--- START OF RECORDS PROVIDED ---

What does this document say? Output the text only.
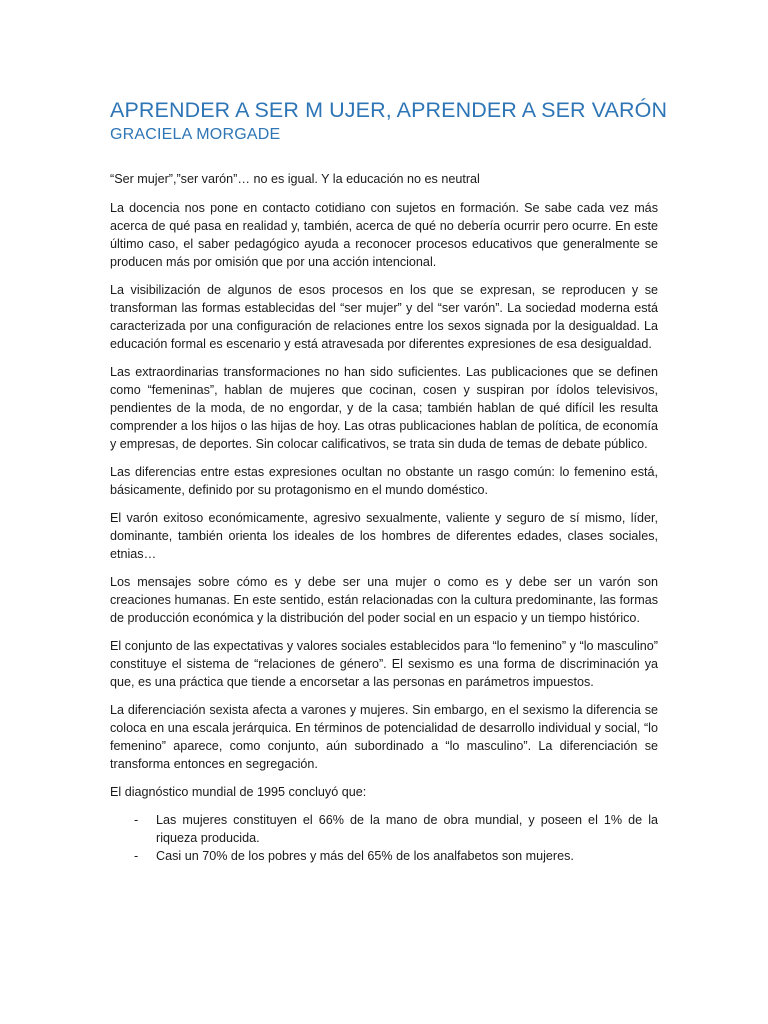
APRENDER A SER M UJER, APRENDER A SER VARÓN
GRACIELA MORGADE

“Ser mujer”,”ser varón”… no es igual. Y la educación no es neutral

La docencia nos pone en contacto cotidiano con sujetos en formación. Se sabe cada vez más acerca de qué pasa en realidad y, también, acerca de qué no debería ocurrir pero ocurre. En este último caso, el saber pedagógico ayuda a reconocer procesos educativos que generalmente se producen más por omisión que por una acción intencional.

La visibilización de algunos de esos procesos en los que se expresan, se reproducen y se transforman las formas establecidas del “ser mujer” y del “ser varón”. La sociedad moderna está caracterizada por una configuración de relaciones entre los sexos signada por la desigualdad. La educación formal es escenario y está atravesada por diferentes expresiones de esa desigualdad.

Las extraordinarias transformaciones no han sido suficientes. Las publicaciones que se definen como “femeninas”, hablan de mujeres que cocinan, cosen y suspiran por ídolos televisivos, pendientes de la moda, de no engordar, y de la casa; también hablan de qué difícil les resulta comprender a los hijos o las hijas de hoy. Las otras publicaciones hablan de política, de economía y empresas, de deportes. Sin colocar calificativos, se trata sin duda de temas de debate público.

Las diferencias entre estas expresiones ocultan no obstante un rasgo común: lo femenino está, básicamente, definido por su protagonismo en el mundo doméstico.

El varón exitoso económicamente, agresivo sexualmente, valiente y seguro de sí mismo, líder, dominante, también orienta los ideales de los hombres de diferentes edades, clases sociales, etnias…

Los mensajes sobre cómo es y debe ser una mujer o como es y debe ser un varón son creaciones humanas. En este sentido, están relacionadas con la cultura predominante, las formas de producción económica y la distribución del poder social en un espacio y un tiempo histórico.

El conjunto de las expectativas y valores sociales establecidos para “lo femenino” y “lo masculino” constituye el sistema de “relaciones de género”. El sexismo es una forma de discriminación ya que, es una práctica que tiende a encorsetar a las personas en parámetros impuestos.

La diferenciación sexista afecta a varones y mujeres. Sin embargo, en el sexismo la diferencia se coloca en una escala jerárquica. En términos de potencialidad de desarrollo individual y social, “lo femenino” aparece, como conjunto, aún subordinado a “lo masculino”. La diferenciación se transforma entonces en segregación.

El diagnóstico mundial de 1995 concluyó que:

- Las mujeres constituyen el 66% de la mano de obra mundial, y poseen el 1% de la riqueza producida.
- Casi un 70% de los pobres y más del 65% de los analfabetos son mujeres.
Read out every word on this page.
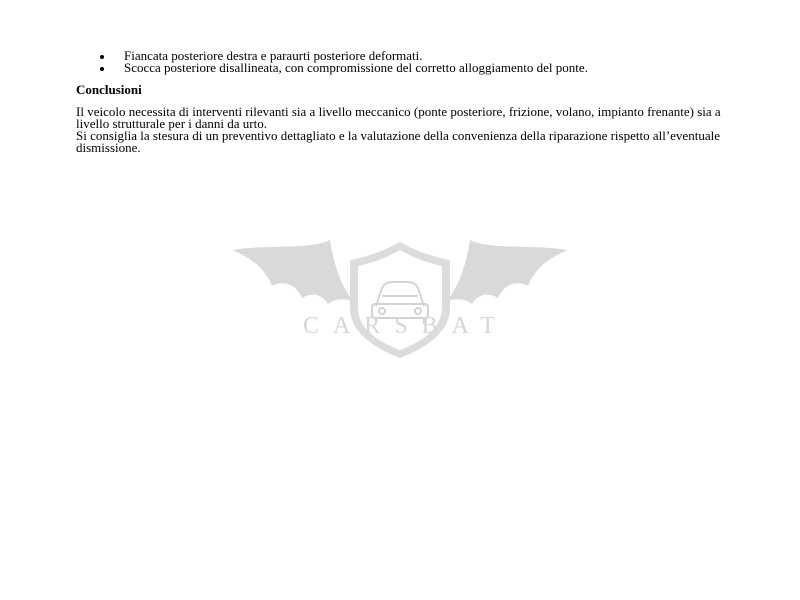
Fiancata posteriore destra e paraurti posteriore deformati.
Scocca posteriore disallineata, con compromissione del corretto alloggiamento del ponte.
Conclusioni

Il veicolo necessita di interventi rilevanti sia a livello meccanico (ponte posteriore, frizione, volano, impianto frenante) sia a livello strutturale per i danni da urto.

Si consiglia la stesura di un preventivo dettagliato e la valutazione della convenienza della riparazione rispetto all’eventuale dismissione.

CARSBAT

--- END OF RECORDS PROVIDED ---

§ TASK TO COMPLETE
Set the pictures aside and transcribe the data above exactly.

§ TASK ANSWER
What does this document say? Output the text only.
APRENDER A SER M UJER, APRENDER A SER VARÓN
GRACIELA MORGADE

“Ser mujer”,”ser varón”… no es igual. Y la educación no es neutral

La docencia nos pone en contacto cotidiano con sujetos en formación. Se sabe cada vez más acerca de qué pasa en realidad y, también, acerca de qué no debería ocurrir pero ocurre. En este último caso, el saber pedagógico ayuda a reconocer procesos educativos que generalmente se producen más por omisión que por una acción intencional.

La visibilización de algunos de esos procesos en los que se expresan, se reproducen y se transforman las formas establecidas del “ser mujer” y del “ser varón”. La sociedad moderna está caracterizada por una configuración de relaciones entre los sexos signada por la desigualdad. La educación formal es escenario y está atravesada por diferentes expresiones de esa desigualdad.

Las extraordinarias transformaciones no han sido suficientes. Las publicaciones que se definen como “femeninas”, hablan de mujeres que cocinan, cosen y suspiran por ídolos televisivos, pendientes de la moda, de no engordar, y de la casa; también hablan de qué difícil les resulta comprender a los hijos o las hijas de hoy. Las otras publicaciones hablan de política, de economía y empresas, de deportes. Sin colocar calificativos, se trata sin duda de temas de debate público.

Las diferencias entre estas expresiones ocultan no obstante un rasgo común: lo femenino está, básicamente, definido por su protagonismo en el mundo doméstico.

El varón exitoso económicamente, agresivo sexualmente, valiente y seguro de sí mismo, líder, dominante, también orienta los ideales de los hombres de diferentes edades, clases sociales, etnias…

Los mensajes sobre cómo es y debe ser una mujer o como es y debe ser un varón son creaciones humanas. En este sentido, están relacionadas con la cultura predominante, las formas de producción económica y la distribución del poder social en un espacio y un tiempo histórico.

El conjunto de las expectativas y valores sociales establecidos para “lo femenino” y “lo masculino” constituye el sistema de “relaciones de género”. El sexismo es una forma de discriminación ya que, es una práctica que tiende a encorsetar a las personas en parámetros impuestos.

La diferenciación sexista afecta a varones y mujeres. Sin embargo, en el sexismo la diferencia se coloca en una escala jerárquica. En términos de potencialidad de desarrollo individual y social, “lo femenino” aparece, como conjunto, aún subordinado a “lo masculino”. La diferenciación se transforma entonces en segregación.

El diagnóstico mundial de 1995 concluyó que:

- Las mujeres constituyen el 66% de la mano de obra mundial, y poseen el 1% de la riqueza producida.
- Casi un 70% de los pobres y más del 65% de los analfabetos son mujeres.
Read out every word on this page.
Fiancata posteriore destra e paraurti posteriore deformati.
Scocca posteriore disallineata, con compromissione del corretto alloggiamento del ponte.
Conclusioni

Il veicolo necessita di interventi rilevanti sia a livello meccanico (ponte posteriore, frizione, volano, impianto frenante) sia a livello strutturale per i danni da urto.

Si consiglia la stesura di un preventivo dettagliato e la valutazione della convenienza della riparazione rispetto all’eventuale dismissione.

CARSBAT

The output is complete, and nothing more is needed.